**Do this**
Identify every line in the records below that contains the word "vying", and copy each of those lines.

**Task input**
Start
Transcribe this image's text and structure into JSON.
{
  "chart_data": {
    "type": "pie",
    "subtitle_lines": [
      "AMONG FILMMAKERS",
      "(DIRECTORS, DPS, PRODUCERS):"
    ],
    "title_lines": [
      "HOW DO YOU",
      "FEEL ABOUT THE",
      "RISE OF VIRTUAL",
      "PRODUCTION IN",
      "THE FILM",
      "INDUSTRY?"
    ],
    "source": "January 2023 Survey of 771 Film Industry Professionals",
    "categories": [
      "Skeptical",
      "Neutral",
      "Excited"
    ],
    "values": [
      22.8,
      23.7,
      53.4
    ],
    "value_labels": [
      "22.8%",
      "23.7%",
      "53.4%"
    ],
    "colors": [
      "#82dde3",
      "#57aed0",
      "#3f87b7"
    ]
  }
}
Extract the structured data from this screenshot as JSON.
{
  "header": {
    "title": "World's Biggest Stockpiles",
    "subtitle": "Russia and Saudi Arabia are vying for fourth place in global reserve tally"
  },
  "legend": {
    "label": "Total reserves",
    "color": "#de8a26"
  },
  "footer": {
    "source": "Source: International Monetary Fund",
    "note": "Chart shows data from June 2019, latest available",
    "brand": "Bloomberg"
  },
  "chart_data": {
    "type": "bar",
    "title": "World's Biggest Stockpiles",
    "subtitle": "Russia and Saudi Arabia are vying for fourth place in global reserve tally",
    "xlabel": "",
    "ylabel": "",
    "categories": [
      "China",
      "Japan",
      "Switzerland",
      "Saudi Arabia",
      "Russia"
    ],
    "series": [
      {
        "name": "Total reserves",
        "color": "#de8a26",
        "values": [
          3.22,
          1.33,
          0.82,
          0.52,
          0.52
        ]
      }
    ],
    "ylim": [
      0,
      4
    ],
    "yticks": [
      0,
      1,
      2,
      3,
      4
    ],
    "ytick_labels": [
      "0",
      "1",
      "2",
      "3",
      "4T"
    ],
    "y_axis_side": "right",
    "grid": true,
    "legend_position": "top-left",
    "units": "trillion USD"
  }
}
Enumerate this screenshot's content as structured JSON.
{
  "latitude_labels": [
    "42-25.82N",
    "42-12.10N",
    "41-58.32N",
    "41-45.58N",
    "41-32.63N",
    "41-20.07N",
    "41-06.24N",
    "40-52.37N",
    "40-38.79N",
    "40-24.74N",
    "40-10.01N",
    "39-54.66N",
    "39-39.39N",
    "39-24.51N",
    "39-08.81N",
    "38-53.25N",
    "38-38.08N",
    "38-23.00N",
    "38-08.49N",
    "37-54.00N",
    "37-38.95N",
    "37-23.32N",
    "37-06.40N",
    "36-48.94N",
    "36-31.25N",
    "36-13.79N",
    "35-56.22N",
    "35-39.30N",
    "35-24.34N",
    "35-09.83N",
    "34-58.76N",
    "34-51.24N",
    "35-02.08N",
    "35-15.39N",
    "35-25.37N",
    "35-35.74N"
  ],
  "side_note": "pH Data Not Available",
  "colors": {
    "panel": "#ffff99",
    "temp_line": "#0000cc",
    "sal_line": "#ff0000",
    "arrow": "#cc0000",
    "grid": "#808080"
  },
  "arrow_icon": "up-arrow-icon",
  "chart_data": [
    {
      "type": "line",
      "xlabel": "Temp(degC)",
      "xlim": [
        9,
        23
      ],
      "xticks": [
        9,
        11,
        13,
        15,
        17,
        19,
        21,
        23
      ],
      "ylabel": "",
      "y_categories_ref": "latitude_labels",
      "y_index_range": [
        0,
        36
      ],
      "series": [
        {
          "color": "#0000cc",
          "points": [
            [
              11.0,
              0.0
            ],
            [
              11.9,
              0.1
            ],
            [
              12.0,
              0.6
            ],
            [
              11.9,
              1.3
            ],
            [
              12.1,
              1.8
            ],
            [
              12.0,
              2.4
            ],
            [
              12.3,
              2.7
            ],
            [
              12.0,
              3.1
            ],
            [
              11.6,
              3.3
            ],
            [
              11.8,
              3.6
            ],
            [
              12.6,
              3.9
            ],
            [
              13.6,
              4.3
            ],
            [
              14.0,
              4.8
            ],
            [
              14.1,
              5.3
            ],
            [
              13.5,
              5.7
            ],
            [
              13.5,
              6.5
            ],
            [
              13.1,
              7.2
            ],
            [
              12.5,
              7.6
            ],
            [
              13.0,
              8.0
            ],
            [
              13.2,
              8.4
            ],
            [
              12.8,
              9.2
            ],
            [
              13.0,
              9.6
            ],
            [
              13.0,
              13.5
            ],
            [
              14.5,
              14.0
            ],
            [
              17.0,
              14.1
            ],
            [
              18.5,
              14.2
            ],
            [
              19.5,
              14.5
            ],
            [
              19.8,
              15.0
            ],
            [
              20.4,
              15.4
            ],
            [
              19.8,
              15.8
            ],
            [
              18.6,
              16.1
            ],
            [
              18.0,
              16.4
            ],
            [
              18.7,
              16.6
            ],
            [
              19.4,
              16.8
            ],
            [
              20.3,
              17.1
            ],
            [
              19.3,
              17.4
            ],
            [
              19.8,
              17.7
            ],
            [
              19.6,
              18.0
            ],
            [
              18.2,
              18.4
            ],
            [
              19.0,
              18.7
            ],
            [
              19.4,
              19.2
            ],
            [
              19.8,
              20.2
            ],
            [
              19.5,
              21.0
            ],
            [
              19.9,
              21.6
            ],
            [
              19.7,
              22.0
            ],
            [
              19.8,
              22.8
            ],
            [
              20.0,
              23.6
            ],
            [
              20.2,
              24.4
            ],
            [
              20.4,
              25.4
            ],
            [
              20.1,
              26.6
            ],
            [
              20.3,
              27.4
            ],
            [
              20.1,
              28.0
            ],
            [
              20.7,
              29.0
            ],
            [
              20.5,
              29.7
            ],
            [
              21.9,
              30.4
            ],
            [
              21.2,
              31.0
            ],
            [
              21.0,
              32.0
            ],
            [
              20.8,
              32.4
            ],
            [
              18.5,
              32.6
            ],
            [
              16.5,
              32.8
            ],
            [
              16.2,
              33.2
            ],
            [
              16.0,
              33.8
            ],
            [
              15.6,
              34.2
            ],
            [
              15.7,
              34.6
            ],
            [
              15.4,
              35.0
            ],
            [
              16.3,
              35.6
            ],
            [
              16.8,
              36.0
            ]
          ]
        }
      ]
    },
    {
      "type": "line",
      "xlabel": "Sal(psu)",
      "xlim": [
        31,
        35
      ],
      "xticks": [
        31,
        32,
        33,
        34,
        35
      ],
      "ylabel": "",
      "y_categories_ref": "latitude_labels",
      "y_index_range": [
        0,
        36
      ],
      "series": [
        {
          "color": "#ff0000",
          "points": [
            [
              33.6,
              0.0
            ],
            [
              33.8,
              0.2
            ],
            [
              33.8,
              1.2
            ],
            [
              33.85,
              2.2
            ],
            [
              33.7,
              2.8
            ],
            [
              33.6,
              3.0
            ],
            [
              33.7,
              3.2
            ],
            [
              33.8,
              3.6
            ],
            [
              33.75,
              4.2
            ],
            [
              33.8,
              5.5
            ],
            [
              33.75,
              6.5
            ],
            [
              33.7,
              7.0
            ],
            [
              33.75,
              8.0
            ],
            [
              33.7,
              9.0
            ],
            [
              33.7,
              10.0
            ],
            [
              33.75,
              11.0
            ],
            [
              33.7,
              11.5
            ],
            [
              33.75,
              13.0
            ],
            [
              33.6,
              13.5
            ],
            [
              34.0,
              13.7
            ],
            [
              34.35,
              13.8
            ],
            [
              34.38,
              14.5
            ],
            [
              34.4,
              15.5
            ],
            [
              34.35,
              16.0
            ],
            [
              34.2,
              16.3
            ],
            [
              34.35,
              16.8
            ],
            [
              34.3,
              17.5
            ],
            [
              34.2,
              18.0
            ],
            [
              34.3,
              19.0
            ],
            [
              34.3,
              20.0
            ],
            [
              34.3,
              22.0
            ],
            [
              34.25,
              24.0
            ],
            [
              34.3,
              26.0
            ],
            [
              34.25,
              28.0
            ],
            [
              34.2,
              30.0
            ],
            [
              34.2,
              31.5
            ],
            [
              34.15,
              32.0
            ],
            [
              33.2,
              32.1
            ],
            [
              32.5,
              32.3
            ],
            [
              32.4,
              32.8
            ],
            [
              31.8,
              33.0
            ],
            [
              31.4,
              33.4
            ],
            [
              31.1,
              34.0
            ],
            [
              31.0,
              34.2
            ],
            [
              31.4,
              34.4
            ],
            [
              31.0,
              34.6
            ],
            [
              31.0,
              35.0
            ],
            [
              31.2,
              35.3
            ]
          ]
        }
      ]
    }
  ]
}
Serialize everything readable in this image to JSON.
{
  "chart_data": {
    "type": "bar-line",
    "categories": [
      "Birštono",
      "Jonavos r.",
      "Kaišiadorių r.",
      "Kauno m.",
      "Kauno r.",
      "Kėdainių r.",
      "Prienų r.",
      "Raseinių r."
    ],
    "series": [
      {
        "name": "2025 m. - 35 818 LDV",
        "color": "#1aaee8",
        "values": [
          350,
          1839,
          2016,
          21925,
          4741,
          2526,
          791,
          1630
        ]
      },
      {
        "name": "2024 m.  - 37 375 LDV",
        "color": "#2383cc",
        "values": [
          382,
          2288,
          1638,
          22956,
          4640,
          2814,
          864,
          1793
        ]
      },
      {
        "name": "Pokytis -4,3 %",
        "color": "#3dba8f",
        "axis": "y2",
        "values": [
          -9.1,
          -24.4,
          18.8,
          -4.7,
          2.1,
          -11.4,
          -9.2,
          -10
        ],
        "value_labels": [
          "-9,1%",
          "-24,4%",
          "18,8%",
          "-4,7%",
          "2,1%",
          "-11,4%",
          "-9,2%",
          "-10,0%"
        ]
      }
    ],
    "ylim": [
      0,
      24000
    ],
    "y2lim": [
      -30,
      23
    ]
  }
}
End
**Output below**
    "subtitle": "Russia and Saudi Arabia are vying for fourth place in global reserve tally"
    "subtitle": "Russia and Saudi Arabia are vying for fourth place in global reserve tally",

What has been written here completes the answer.